-- START OF Exercise material --
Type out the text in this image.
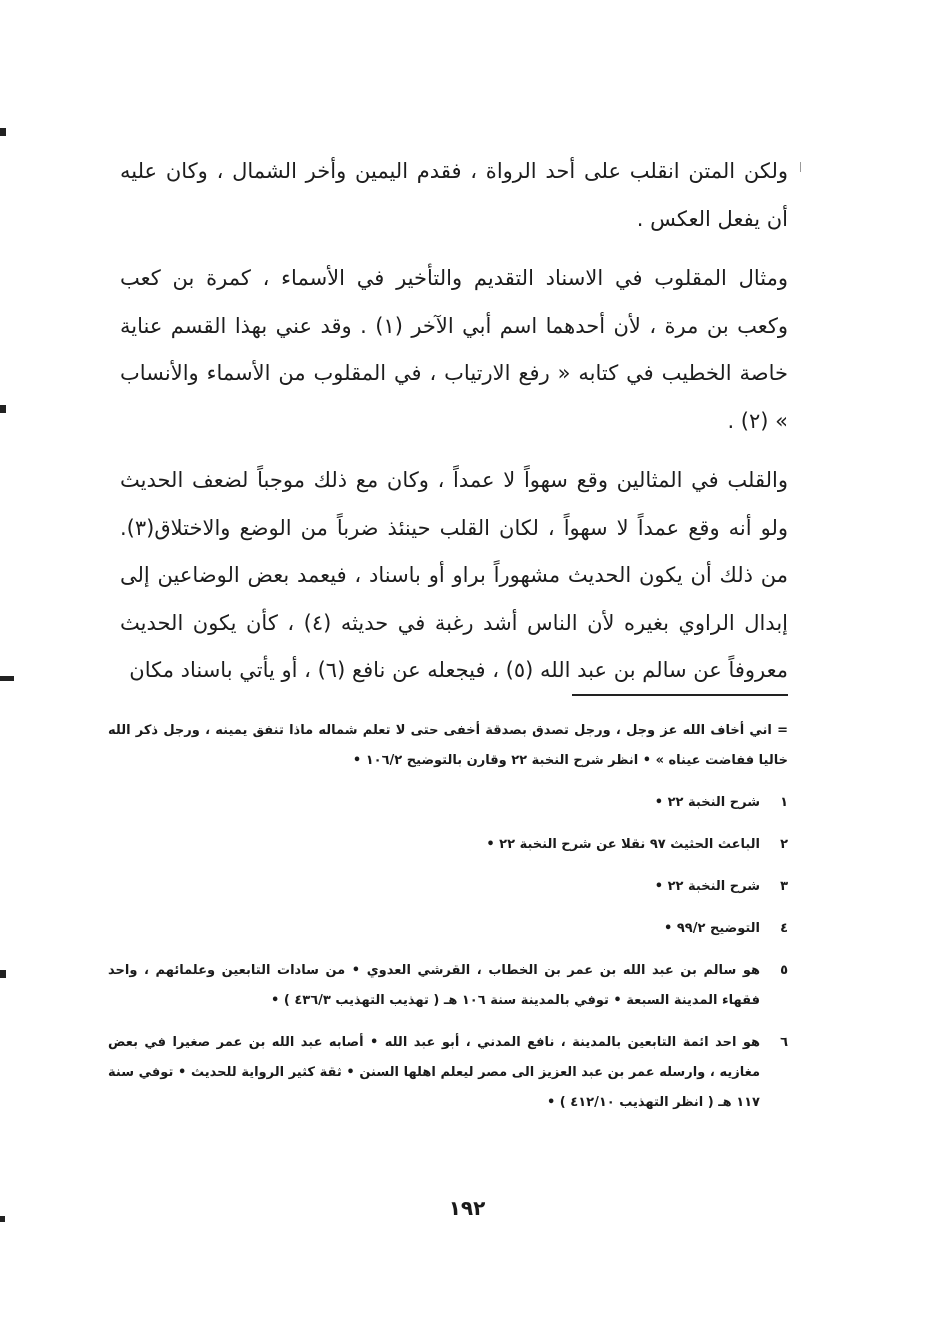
ولكن المتن انقلب على أحد الرواة ، فقدم اليمين وأخر الشمال ، وكان عليه أن يفعل العكس .

ومثال المقلوب في الاسناد التقديم والتأخير في الأسماء ، كمرة بن كعب وكعب بن مرة ، لأن أحدهما اسم أبي الآخر (١) . وقد عني بهذا القسم عناية خاصة الخطيب في كتابه « رفع الارتياب ، في المقلوب من الأسماء والأنساب » (٢) .

والقلب في المثالين وقع سهواً لا عمداً ، وكان مع ذلك موجباً لضعف الحديث ولو أنه وقع عمداً لا سهواً ، لكان القلب حينئذ ضرباً من الوضع والاختلاق(٣). من ذلك أن يكون الحديث مشهوراً براو أو باسناد ، فيعمد بعض الوضاعين إلى إبدال الراوي بغيره لأن الناس أشد رغبة في حديثه (٤) ، كأن يكون الحديث معروفاً عن سالم بن عبد الله (٥) ، فيجعله عن نافع (٦) ، أو يأتي باسناد مكان

= اني أخاف الله عز وجل ، ورجل تصدق بصدقة أخفى حتى لا تعلم شماله ماذا تنفق يمينه ، ورجل ذكر الله خاليا ففاضت عيناه » • انظر شرح النخبة ٢٢ وقارن بالتوضيح ١٠٦/٢ •
١
شرح النخبة ٢٢ •
٢
الباعث الحثيث ٩٧ نقلا عن شرح النخبة ٢٢ •
٣
شرح النخبة ٢٢ •
٤
التوضيح ٩٩/٢ •
٥
هو سالم بن عبد الله بن عمر بن الخطاب ، القرشي العدوي • من سادات التابعين وعلمائهم ، واحد فقهاء المدينة السبعة • توفي بالمدينة سنة ١٠٦ هـ ( تهذيب التهذيب ٤٣٦/٣ ) •
٦
هو احد ائمة التابعين بالمدينة ، نافع المدني ، أبو عبد الله • أصابه عبد الله بن عمر صغيرا في بعض مغازيه ، وارسله عمر بن عبد العزيز الى مصر ليعلم اهلها السنن • ثقة كثير الرواية للحديث • توفي سنة ١١٧ هـ ( انظر التهذيب ٤١٢/١٠ ) •
١٩٢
-- END OF Exercise material --
## Exercise brief
Produce an exact copy of each line of data, skipping embedded images.

## Result below
Type out the text in this image.
ولكن المتن انقلب على أحد الرواة ، فقدم اليمين وأخر الشمال ، وكان عليه أن يفعل العكس .

ومثال المقلوب في الاسناد التقديم والتأخير في الأسماء ، كمرة بن كعب وكعب بن مرة ، لأن أحدهما اسم أبي الآخر (١) . وقد عني بهذا القسم عناية خاصة الخطيب في كتابه « رفع الارتياب ، في المقلوب من الأسماء والأنساب » (٢) .

والقلب في المثالين وقع سهواً لا عمداً ، وكان مع ذلك موجباً لضعف الحديث ولو أنه وقع عمداً لا سهواً ، لكان القلب حينئذ ضرباً من الوضع والاختلاق(٣). من ذلك أن يكون الحديث مشهوراً براو أو باسناد ، فيعمد بعض الوضاعين إلى إبدال الراوي بغيره لأن الناس أشد رغبة في حديثه (٤) ، كأن يكون الحديث معروفاً عن سالم بن عبد الله (٥) ، فيجعله عن نافع (٦) ، أو يأتي باسناد مكان

= اني أخاف الله عز وجل ، ورجل تصدق بصدقة أخفى حتى لا تعلم شماله ماذا تنفق يمينه ، ورجل ذكر الله خاليا ففاضت عيناه » • انظر شرح النخبة ٢٢ وقارن بالتوضيح ١٠٦/٢ •
١
شرح النخبة ٢٢ •
٢
الباعث الحثيث ٩٧ نقلا عن شرح النخبة ٢٢ •
٣
شرح النخبة ٢٢ •
٤
التوضيح ٩٩/٢ •
٥
هو سالم بن عبد الله بن عمر بن الخطاب ، القرشي العدوي • من سادات التابعين وعلمائهم ، واحد فقهاء المدينة السبعة • توفي بالمدينة سنة ١٠٦ هـ ( تهذيب التهذيب ٤٣٦/٣ ) •
٦
هو احد ائمة التابعين بالمدينة ، نافع المدني ، أبو عبد الله • أصابه عبد الله بن عمر صغيرا في بعض مغازيه ، وارسله عمر بن عبد العزيز الى مصر ليعلم اهلها السنن • ثقة كثير الرواية للحديث • توفي سنة ١١٧ هـ ( انظر التهذيب ٤١٢/١٠ ) •
١٩٢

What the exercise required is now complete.